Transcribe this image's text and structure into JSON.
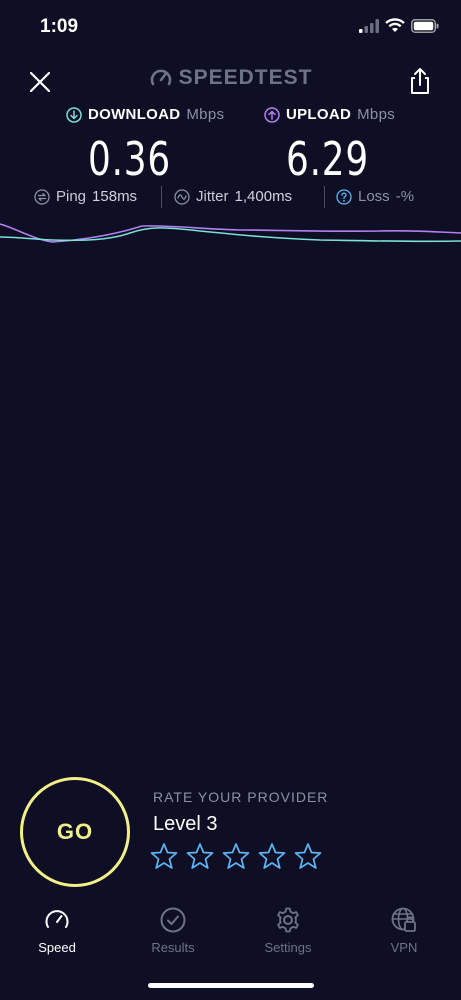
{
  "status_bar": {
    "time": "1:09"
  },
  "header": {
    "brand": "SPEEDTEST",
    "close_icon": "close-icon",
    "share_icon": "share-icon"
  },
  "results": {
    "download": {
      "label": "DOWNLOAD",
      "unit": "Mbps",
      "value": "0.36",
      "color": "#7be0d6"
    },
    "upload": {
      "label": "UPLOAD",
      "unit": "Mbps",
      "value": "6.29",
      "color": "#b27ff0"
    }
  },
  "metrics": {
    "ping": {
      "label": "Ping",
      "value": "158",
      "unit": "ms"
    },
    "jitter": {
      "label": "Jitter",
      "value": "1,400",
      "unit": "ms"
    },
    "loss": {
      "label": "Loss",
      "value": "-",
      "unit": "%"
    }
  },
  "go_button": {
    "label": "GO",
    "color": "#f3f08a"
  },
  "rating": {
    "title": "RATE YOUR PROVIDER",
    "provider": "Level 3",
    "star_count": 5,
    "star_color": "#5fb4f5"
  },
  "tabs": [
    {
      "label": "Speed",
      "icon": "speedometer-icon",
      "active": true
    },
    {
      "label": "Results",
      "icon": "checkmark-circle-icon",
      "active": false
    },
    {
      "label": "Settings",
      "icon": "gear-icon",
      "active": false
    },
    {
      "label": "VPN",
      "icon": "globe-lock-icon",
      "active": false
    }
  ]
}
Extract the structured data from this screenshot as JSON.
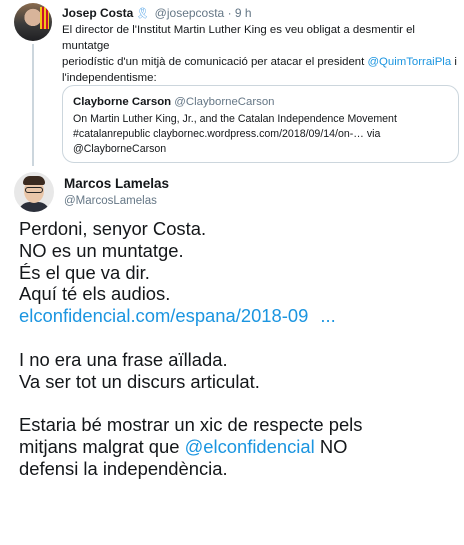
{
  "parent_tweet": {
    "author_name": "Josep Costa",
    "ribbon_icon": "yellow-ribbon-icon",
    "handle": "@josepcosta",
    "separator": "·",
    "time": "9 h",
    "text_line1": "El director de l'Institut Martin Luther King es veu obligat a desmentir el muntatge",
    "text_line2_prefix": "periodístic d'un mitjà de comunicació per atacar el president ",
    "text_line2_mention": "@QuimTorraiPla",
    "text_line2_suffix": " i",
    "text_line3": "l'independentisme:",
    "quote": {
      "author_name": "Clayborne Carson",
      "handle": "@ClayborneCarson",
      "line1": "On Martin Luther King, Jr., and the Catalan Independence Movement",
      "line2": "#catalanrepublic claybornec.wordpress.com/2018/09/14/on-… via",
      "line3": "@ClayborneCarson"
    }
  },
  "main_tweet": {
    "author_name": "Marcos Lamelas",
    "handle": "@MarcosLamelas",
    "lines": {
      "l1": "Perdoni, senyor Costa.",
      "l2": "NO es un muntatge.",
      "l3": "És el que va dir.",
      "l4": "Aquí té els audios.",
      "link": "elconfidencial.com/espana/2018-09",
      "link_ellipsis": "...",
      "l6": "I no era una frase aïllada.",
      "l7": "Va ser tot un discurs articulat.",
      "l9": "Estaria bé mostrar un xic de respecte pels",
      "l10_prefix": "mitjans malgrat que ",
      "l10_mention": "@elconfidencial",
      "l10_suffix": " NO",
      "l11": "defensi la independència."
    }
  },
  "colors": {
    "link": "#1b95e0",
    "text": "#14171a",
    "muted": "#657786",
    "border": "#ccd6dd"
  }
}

==

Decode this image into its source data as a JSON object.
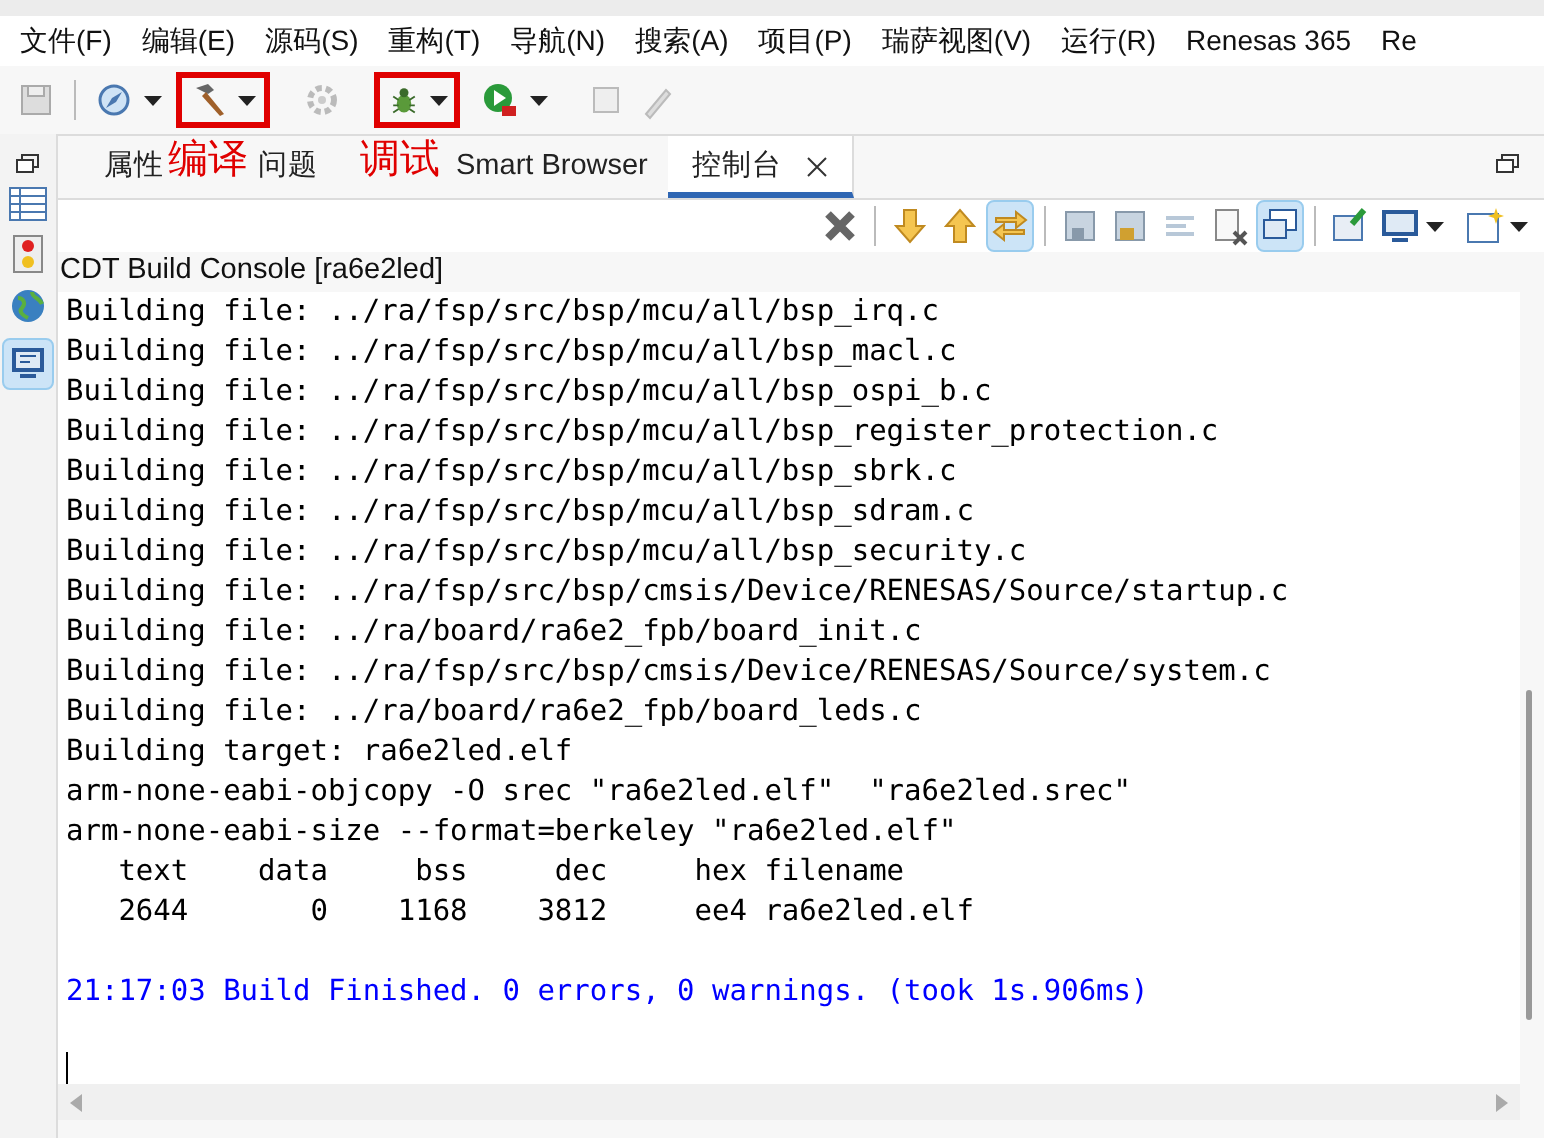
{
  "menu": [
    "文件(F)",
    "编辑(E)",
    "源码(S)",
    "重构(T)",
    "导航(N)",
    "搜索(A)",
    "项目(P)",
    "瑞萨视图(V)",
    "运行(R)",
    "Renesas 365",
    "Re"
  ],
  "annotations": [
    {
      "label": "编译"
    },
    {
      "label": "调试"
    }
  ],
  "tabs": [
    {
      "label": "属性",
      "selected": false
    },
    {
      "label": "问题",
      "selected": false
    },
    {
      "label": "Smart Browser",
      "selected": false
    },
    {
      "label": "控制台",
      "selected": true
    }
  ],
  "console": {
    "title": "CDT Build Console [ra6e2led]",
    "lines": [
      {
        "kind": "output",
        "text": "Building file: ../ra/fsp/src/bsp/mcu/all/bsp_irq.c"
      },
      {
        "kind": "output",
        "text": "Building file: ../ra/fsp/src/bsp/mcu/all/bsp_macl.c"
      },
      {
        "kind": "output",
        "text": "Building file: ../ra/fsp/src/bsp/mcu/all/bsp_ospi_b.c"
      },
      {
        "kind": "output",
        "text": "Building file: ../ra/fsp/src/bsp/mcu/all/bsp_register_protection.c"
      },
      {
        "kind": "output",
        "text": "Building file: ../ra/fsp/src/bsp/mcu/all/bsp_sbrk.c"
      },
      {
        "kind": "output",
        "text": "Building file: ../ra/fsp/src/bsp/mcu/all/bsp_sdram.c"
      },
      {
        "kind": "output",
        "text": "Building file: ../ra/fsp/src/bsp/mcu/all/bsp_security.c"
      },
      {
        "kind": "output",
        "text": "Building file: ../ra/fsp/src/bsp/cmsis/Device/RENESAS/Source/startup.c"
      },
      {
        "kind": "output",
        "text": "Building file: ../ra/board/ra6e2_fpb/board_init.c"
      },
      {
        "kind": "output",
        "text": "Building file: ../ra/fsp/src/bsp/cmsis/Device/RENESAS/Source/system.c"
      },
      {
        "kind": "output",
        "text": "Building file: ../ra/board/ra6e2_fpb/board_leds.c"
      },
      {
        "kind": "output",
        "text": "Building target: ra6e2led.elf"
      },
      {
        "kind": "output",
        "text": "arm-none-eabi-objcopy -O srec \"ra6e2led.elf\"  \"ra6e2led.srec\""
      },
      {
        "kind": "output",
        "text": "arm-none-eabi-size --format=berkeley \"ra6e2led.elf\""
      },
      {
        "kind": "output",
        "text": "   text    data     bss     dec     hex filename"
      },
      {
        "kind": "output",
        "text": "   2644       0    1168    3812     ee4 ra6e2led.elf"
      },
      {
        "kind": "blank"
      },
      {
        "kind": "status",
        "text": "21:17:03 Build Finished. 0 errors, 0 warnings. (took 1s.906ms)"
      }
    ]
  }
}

● **What needs to be done**
Take each line of the material that contains the word "icon" and list it.

● **Solved problem**
    "close_icon": "close-icon",
    "share_icon": "share-icon"
      "icon": "speedometer-icon",
      "icon": "checkmark-circle-icon",
      "icon": "gear-icon",
      "icon": "globe-lock-icon",
    "ribbon_icon": "yellow-ribbon-icon",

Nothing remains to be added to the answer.